:: Material provided ::

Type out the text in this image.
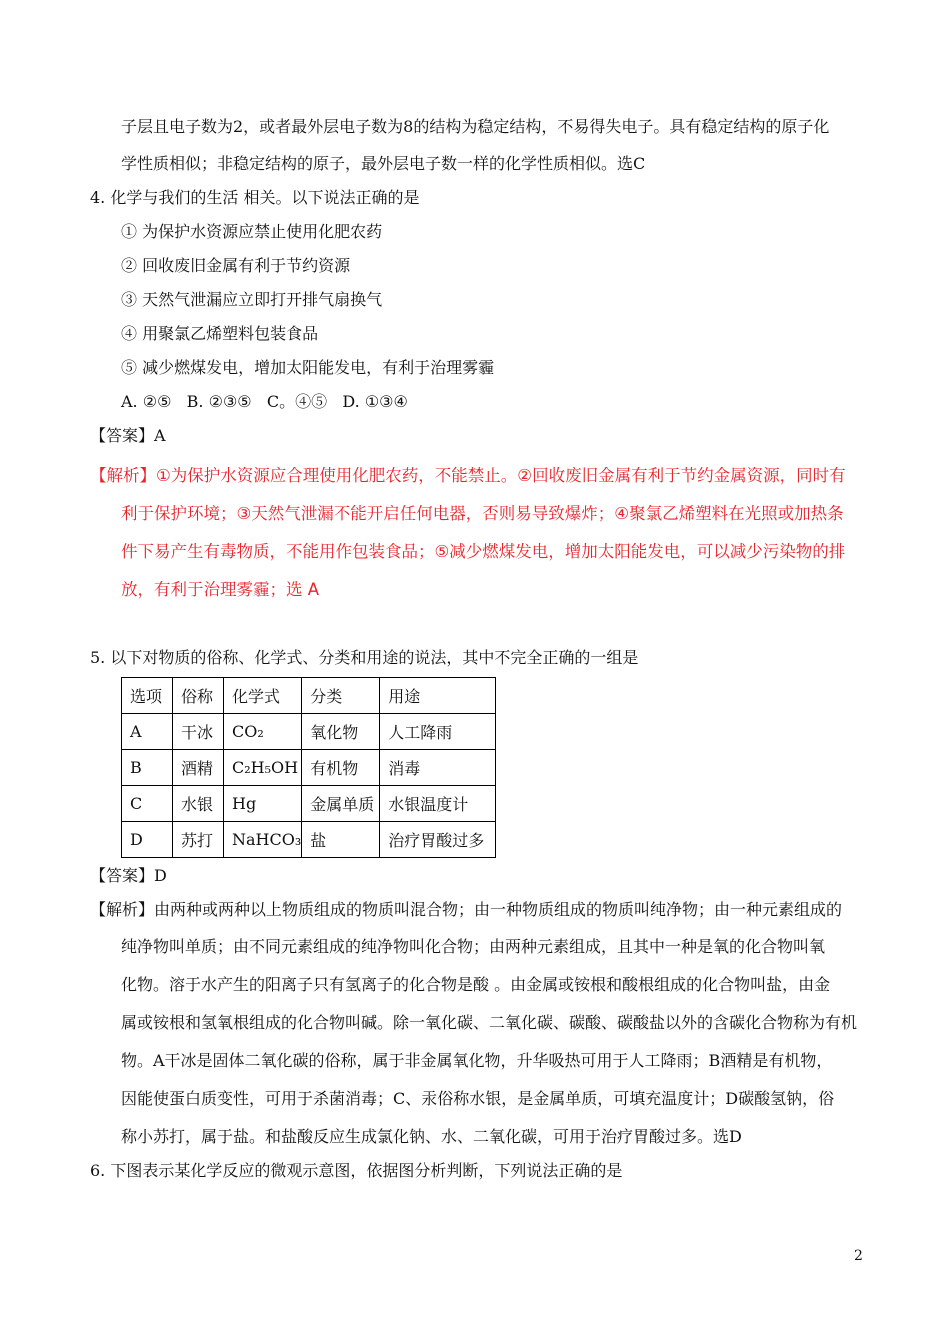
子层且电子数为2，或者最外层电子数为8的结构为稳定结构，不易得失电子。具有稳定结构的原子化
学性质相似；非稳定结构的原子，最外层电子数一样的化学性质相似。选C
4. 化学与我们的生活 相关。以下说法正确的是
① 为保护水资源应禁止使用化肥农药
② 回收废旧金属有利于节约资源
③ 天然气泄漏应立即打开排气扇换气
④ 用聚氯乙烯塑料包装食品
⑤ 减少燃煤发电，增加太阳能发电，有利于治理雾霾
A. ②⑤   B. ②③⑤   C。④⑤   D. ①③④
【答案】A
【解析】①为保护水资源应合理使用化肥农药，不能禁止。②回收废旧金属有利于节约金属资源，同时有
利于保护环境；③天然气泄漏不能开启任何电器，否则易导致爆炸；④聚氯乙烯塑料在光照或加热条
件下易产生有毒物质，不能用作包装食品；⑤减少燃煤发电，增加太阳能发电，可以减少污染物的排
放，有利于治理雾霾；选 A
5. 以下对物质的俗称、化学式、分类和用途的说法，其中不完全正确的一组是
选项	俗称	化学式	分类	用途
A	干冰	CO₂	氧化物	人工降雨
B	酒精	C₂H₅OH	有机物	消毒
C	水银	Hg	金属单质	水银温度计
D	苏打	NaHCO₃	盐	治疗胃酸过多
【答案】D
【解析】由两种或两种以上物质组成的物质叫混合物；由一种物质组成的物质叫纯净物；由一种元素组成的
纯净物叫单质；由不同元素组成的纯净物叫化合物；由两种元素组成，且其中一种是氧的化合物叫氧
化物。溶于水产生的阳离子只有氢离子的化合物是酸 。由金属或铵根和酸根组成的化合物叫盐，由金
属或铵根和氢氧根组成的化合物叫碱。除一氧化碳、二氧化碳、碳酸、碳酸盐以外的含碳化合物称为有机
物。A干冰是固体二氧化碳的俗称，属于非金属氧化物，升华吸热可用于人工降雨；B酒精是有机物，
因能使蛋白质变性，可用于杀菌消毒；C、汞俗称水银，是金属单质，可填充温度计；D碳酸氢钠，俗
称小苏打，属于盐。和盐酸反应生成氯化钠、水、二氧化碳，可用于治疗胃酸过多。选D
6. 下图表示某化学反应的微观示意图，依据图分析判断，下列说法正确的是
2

:::
:: Material provided ::

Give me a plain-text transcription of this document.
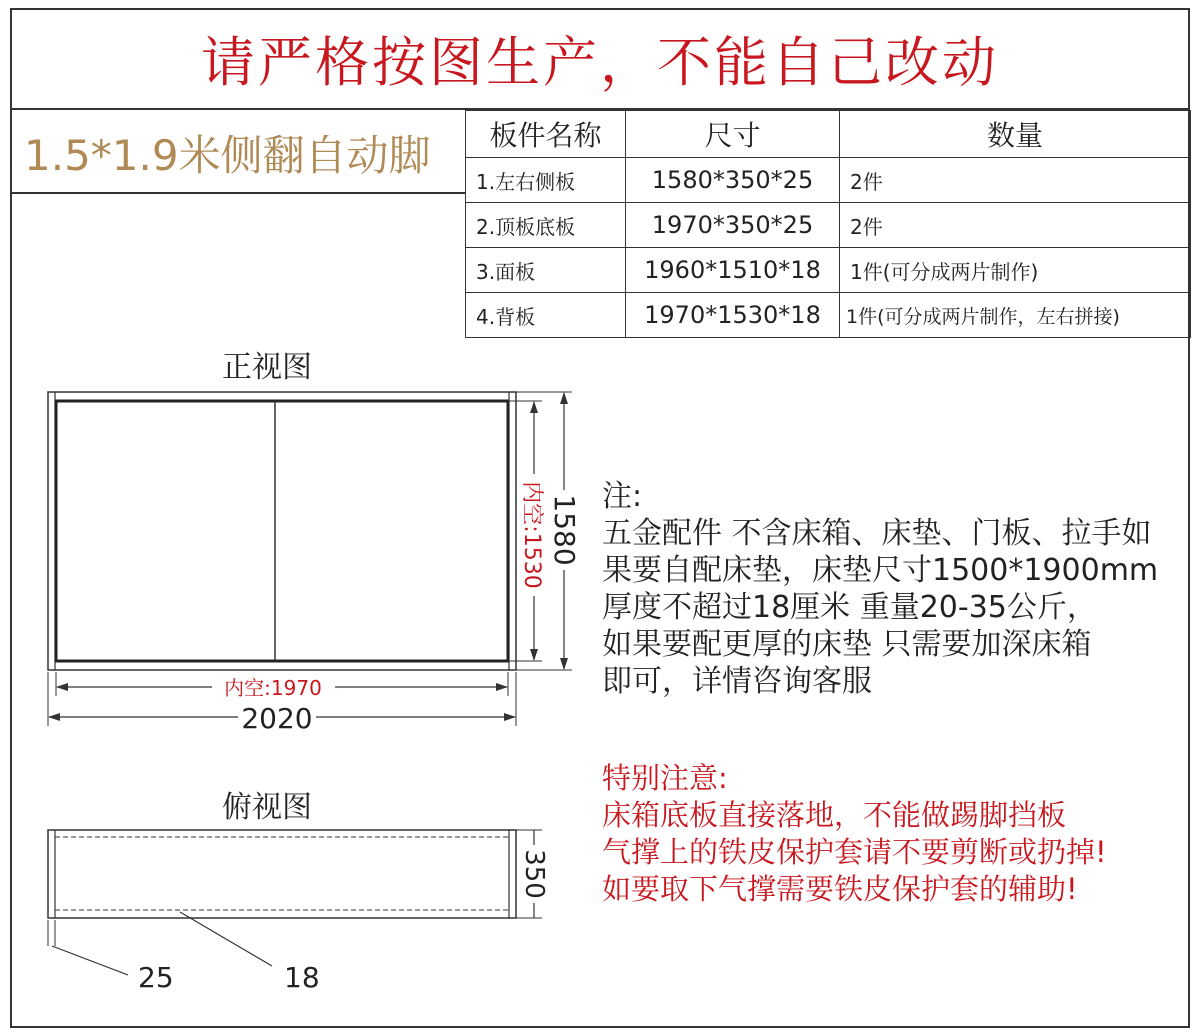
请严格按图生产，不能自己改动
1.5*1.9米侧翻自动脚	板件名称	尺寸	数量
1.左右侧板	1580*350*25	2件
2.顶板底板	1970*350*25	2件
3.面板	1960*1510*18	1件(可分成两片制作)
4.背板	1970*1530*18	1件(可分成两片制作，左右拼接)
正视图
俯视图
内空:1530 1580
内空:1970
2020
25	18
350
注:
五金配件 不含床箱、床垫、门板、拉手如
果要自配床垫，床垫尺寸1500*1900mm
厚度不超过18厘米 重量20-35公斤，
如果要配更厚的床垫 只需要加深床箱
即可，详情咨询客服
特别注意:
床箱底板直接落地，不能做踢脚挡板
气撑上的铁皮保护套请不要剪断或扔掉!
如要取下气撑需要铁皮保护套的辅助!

:::
:: Material provided ::

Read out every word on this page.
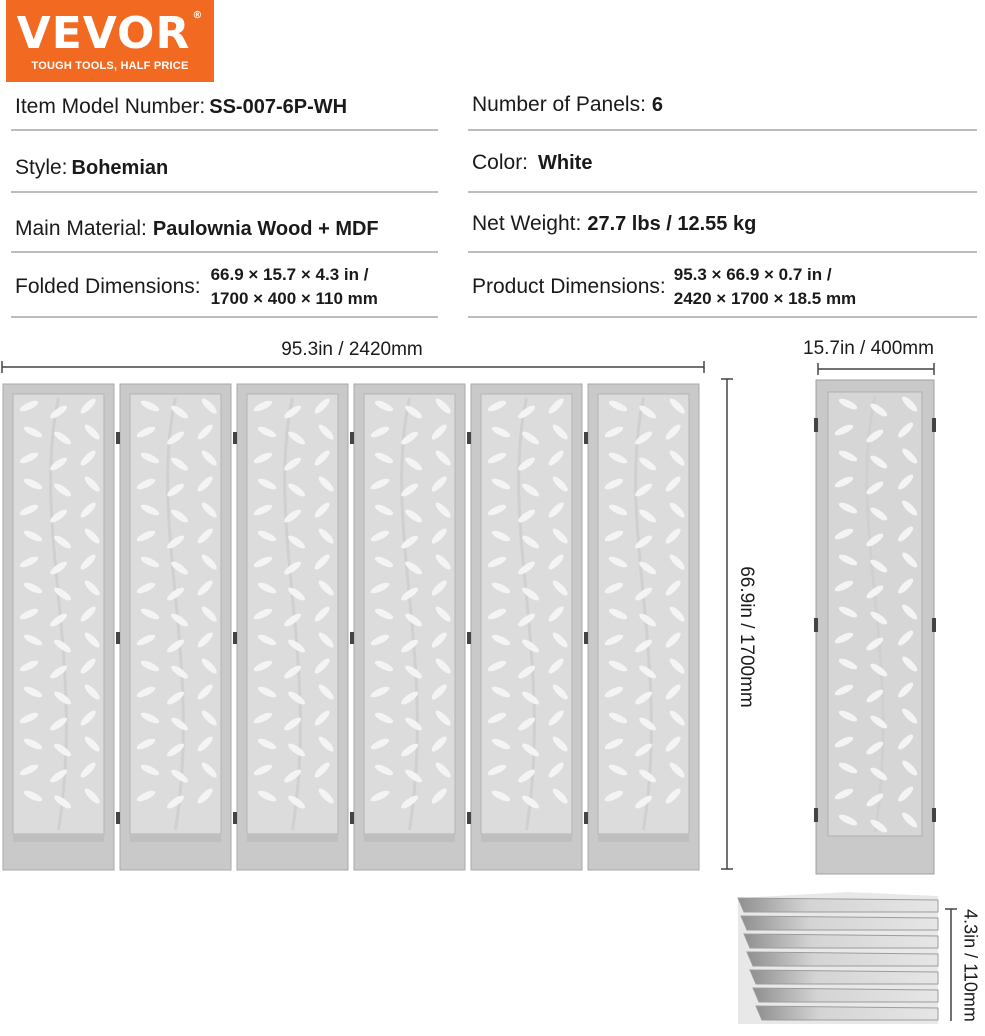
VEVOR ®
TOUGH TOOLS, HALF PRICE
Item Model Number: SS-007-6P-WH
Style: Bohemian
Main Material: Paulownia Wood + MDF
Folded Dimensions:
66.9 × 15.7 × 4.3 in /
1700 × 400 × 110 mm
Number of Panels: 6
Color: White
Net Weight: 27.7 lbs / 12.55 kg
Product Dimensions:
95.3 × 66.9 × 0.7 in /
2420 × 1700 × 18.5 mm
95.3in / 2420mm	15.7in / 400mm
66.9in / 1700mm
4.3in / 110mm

:::

> What to do: Copy every line of the records above that holds the word "text".

> Solution to the exercise:
Type out the text in this image.
Give me a plain-text transcription of this document.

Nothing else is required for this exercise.